* [GIVEN TASK]
Pick out each line of the records in which the word "operatiivisen" appears.

* [DATA SUPPLIED]
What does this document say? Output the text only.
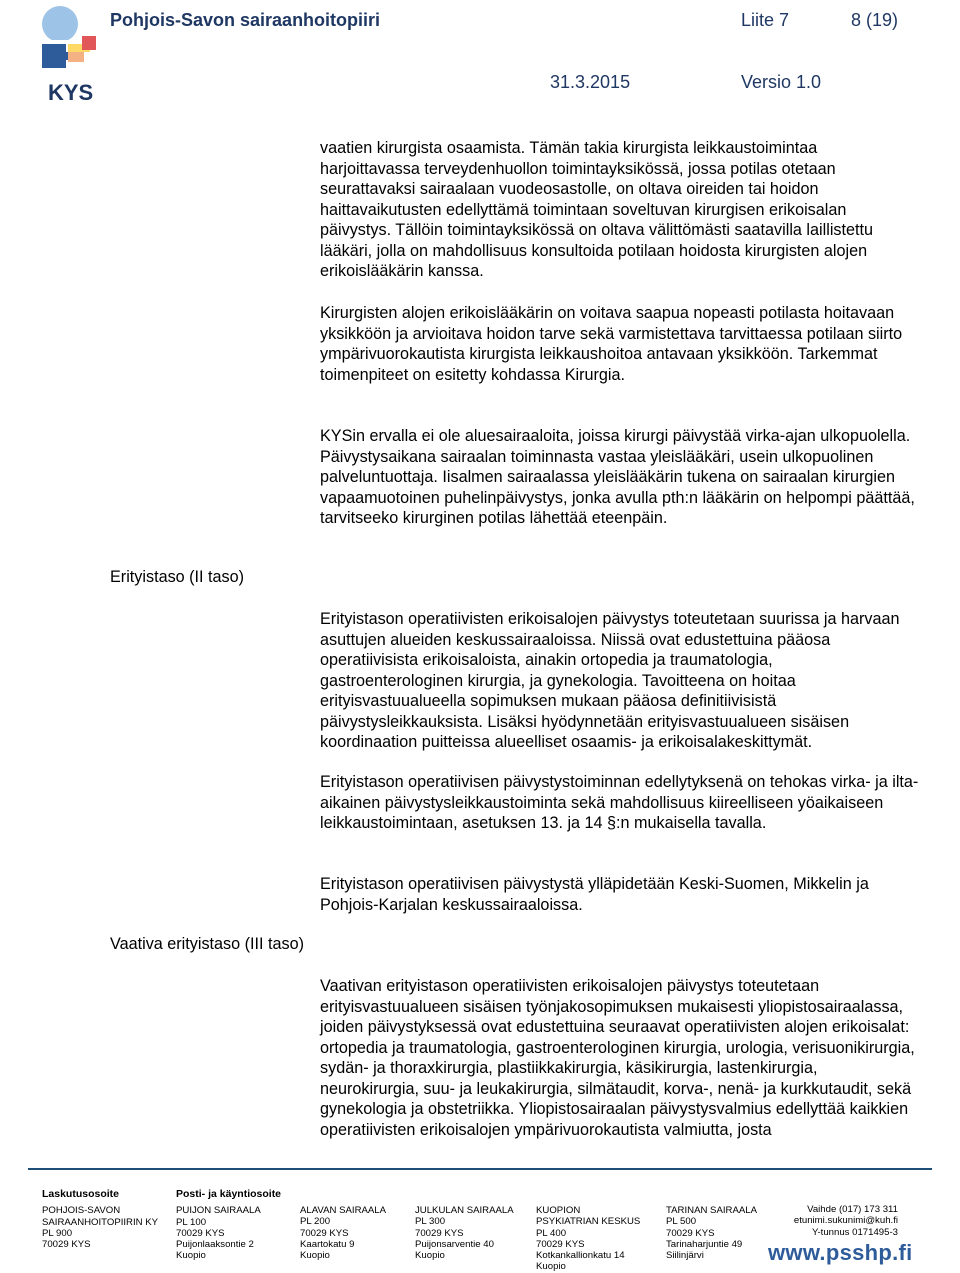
KYS
Pohjois-Savon sairaanhoitopiiri	Liite 7	8 (19)
31.3.2015	Versio 1.0

vaatien kirurgista osaamista. Tämän takia kirurgista leikkaustoimintaa harjoittavassa terveydenhuollon toimintayksikössä, jossa potilas otetaan seurattavaksi sairaalaan vuodeosastolle, on oltava oireiden tai hoidon haittavaikutusten edellyttämä toimintaan soveltuvan kirurgisen erikoisalan päivystys. Tällöin toimintayksikössä on oltava välittömästi saatavilla laillistettu lääkäri, jolla on mahdollisuus konsultoida potilaan hoidosta kirurgisten alojen erikoislääkärin kanssa.

Kirurgisten alojen erikoislääkärin on voitava saapua nopeasti potilasta hoitavaan yksikköön ja arvioitava hoidon tarve sekä varmistettava tarvittaessa potilaan siirto ympärivuorokautista kirurgista leikkaushoitoa antavaan yksikköön. Tarkemmat toimenpiteet on esitetty kohdassa Kirurgia.

KYSin ervalla ei ole aluesairaaloita, joissa kirurgi päivystää virka-ajan ulkopuolella. Päivystysaikana sairaalan toiminnasta vastaa yleislääkäri, usein ulkopuolinen palveluntuottaja. Iisalmen sairaalassa yleislääkärin tukena on sairaalan kirurgien vapaamuotoinen puhelinpäivystys, jonka avulla pth:n lääkärin on helpompi päättää, tarvitseeko kirurginen potilas lähettää eteenpäin.

Erityistaso (II taso)

Erityistason operatiivisten erikoisalojen päivystys toteutetaan suurissa ja harvaan asuttujen alueiden keskussairaaloissa. Niissä ovat edustettuina pääosa operatiivisista erikoisaloista, ainakin ortopedia ja traumatologia, gastroenterologinen kirurgia, ja gynekologia. Tavoitteena on hoitaa erityisvastuualueella sopimuksen mukaan pääosa definitiivisistä päivystysleikkauksista. Lisäksi hyödynnetään erityisvastuualueen sisäisen koordinaation puitteissa alueelliset osaamis- ja erikoisalakeskittymät.

Erityistason operatiivisen päivystystoiminnan edellytyksenä on tehokas virka- ja ilta-aikainen päivystysleikkaustoiminta sekä mahdollisuus kiireelliseen yöaikaiseen leikkaustoimintaan, asetuksen 13. ja 14 §:n mukaisella tavalla.

Erityistason operatiivisen päivystystä ylläpidetään Keski-Suomen, Mikkelin ja Pohjois-Karjalan keskussairaaloissa.

Vaativa erityistaso (III taso)

Vaativan erityistason operatiivisten erikoisalojen päivystys toteutetaan erityisvastuualueen sisäisen työnjakosopimuksen mukaisesti yliopistosairaalassa, joiden päivystyksessä ovat edustettuina seuraavat operatiivisten alojen erikoisalat: ortopedia ja traumatologia, gastroenterologinen kirurgia, urologia, verisuonikirurgia, sydän- ja thoraxkirurgia, plastiikkakirurgia, käsikirurgia, lastenkirurgia, neurokirurgia, suu- ja leukakirurgia, silmätaudit, korva-, nenä- ja kurkkutaudit, sekä gynekologia ja obstetriikka. Yliopistosairaalan päivystysvalmius edellyttää kaikkien operatiivisten erikoisalojen ympärivuorokautista valmiutta, josta

Laskutusosoite
POHJOIS-SAVON
SAIRAANHOITOPIIRIN KY
PL 900
70029 KYS
Posti- ja käyntiosoite
PUIJON SAIRAALA
PL 100
70029 KYS
Puijonlaaksontie 2
Kuopio
ALAVAN SAIRAALA
PL 200
70029 KYS
Kaartokatu 9
Kuopio
JULKULAN SAIRAALA
PL 300
70029 KYS
Puijonsarventie 40
Kuopio
KUOPION
PSYKIATRIAN KESKUS
PL 400
70029 KYS
Kotkankallionkatu 14
Kuopio
TARINAN SAIRAALA
PL 500
70029 KYS
Tarinaharjuntie 49
Siilinjärvi
Vaihde (017) 173 311
etunimi.sukunimi@kuh.fi
Y-tunnus 0171495-3
www.psshp.fi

* [TASK RESULT]
Erityistason operatiivisen päivystystoiminnan edellytyksenä on tehokas virka- ja ilta-aikainen päivystysleikkaustoiminta sekä mahdollisuus kiireelliseen yöaikaiseen leikkaustoimintaan, asetuksen 13. ja 14 §:n mukaisella tavalla.
Erityistason operatiivisen päivystystä ylläpidetään Keski-Suomen, Mikkelin ja Pohjois-Karjalan keskussairaaloissa.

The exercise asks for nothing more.